Records about charts and figures:

----

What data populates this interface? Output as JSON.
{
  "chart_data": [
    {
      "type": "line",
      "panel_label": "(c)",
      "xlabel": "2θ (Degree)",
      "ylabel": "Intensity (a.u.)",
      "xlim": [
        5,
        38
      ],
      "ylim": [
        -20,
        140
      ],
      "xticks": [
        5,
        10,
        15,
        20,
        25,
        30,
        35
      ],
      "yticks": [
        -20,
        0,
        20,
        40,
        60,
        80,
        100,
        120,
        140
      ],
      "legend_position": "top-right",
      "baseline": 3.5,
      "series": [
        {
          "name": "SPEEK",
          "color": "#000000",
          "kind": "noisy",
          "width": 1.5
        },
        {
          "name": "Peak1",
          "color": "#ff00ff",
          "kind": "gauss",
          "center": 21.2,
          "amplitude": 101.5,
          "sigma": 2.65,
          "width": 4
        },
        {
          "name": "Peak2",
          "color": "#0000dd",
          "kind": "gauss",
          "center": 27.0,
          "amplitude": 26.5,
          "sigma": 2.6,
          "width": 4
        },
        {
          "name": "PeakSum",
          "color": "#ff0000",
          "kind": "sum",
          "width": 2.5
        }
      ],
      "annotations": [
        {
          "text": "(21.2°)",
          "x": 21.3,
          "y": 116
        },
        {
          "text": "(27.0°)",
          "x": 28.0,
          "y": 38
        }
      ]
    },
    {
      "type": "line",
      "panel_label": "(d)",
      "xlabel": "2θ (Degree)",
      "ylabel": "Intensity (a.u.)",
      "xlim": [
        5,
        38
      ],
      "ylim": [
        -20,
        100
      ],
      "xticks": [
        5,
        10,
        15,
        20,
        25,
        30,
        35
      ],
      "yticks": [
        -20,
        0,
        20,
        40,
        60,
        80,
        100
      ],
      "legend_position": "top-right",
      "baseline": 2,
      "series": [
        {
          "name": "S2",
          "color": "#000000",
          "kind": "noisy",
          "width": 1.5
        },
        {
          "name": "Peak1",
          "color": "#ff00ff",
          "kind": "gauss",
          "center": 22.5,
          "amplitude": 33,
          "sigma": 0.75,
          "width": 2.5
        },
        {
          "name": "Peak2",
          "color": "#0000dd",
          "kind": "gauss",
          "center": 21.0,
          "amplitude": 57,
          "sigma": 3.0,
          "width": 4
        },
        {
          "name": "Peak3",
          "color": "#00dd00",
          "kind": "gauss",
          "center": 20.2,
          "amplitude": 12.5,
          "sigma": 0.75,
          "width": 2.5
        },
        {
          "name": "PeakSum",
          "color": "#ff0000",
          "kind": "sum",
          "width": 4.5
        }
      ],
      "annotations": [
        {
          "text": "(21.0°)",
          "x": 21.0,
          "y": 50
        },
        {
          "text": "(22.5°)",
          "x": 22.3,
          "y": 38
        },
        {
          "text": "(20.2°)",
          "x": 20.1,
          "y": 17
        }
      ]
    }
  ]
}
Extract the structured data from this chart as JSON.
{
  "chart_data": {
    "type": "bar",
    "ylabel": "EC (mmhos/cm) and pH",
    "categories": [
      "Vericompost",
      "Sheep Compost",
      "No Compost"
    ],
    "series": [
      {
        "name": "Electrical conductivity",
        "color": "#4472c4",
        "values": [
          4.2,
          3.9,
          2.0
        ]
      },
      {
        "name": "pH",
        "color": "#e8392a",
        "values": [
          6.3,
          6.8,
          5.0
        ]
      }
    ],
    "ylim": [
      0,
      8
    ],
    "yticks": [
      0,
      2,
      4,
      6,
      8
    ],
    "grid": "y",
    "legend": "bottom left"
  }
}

----

Every entry needs to be retyped exactly.

What data populates this interface? Output as JSON.
{
  "chart_data": [
    {
      "type": "line",
      "panel_label": "(c)",
      "xlabel": "2θ (Degree)",
      "ylabel": "Intensity (a.u.)",
      "xlim": [
        5,
        38
      ],
      "ylim": [
        -20,
        140
      ],
      "xticks": [
        5,
        10,
        15,
        20,
        25,
        30,
        35
      ],
      "yticks": [
        -20,
        0,
        20,
        40,
        60,
        80,
        100,
        120,
        140
      ],
      "legend_position": "top-right",
      "baseline": 3.5,
      "series": [
        {
          "name": "SPEEK",
          "color": "#000000",
          "kind": "noisy",
          "width": 1.5
        },
        {
          "name": "Peak1",
          "color": "#ff00ff",
          "kind": "gauss",
          "center": 21.2,
          "amplitude": 101.5,
          "sigma": 2.65,
          "width": 4
        },
        {
          "name": "Peak2",
          "color": "#0000dd",
          "kind": "gauss",
          "center": 27.0,
          "amplitude": 26.5,
          "sigma": 2.6,
          "width": 4
        },
        {
          "name": "PeakSum",
          "color": "#ff0000",
          "kind": "sum",
          "width": 2.5
        }
      ],
      "annotations": [
        {
          "text": "(21.2°)",
          "x": 21.3,
          "y": 116
        },
        {
          "text": "(27.0°)",
          "x": 28.0,
          "y": 38
        }
      ]
    },
    {
      "type": "line",
      "panel_label": "(d)",
      "xlabel": "2θ (Degree)",
      "ylabel": "Intensity (a.u.)",
      "xlim": [
        5,
        38
      ],
      "ylim": [
        -20,
        100
      ],
      "xticks": [
        5,
        10,
        15,
        20,
        25,
        30,
        35
      ],
      "yticks": [
        -20,
        0,
        20,
        40,
        60,
        80,
        100
      ],
      "legend_position": "top-right",
      "baseline": 2,
      "series": [
        {
          "name": "S2",
          "color": "#000000",
          "kind": "noisy",
          "width": 1.5
        },
        {
          "name": "Peak1",
          "color": "#ff00ff",
          "kind": "gauss",
          "center": 22.5,
          "amplitude": 33,
          "sigma": 0.75,
          "width": 2.5
        },
        {
          "name": "Peak2",
          "color": "#0000dd",
          "kind": "gauss",
          "center": 21.0,
          "amplitude": 57,
          "sigma": 3.0,
          "width": 4
        },
        {
          "name": "Peak3",
          "color": "#00dd00",
          "kind": "gauss",
          "center": 20.2,
          "amplitude": 12.5,
          "sigma": 0.75,
          "width": 2.5
        },
        {
          "name": "PeakSum",
          "color": "#ff0000",
          "kind": "sum",
          "width": 4.5
        }
      ],
      "annotations": [
        {
          "text": "(21.0°)",
          "x": 21.0,
          "y": 50
        },
        {
          "text": "(22.5°)",
          "x": 22.3,
          "y": 38
        },
        {
          "text": "(20.2°)",
          "x": 20.1,
          "y": 17
        }
      ]
    }
  ]
}
Extract the structured data from this chart as JSON.
{
  "chart_data": {
    "type": "bar",
    "ylabel": "EC (mmhos/cm) and pH",
    "categories": [
      "Vericompost",
      "Sheep Compost",
      "No Compost"
    ],
    "series": [
      {
        "name": "Electrical conductivity",
        "color": "#4472c4",
        "values": [
          4.2,
          3.9,
          2.0
        ]
      },
      {
        "name": "pH",
        "color": "#e8392a",
        "values": [
          6.3,
          6.8,
          5.0
        ]
      }
    ],
    "ylim": [
      0,
      8
    ],
    "yticks": [
      0,
      2,
      4,
      6,
      8
    ],
    "grid": "y",
    "legend": "bottom left"
  }
}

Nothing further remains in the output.